Problem to solve: Scan the records for "fraction". Report each line that includes it.

Given records:
______

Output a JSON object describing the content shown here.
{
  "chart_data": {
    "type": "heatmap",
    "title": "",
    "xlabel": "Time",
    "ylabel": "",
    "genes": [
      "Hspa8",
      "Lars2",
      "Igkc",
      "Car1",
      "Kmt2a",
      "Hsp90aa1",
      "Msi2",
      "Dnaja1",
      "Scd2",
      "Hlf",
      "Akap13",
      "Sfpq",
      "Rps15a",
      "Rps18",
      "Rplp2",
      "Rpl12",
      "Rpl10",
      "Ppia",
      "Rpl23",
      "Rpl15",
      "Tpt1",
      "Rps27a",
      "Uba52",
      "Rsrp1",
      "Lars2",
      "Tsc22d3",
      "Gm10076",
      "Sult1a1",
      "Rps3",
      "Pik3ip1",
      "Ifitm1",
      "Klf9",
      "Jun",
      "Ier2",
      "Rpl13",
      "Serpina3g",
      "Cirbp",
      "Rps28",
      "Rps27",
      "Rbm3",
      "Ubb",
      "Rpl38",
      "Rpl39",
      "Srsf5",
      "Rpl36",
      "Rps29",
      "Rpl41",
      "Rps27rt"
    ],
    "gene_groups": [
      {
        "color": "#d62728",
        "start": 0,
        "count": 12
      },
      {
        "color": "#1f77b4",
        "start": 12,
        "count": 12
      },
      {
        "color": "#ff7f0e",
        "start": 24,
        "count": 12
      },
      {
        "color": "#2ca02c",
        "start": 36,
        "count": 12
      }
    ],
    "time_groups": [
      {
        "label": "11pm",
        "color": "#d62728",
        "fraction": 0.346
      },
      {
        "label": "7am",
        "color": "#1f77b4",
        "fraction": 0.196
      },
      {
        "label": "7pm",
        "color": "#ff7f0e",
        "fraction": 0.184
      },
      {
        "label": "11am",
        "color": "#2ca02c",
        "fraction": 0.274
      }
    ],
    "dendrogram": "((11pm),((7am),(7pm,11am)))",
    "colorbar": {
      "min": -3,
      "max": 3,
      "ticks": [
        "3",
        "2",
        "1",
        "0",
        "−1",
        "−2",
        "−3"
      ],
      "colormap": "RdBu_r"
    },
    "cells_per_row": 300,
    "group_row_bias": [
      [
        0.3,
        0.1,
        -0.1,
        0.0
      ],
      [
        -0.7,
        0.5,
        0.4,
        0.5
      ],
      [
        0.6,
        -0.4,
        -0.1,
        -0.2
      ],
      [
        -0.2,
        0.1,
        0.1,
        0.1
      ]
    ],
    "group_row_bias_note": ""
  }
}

______

Final answer:
        "fraction": 0.346
        "fraction": 0.196
        "fraction": 0.184
        "fraction": 0.274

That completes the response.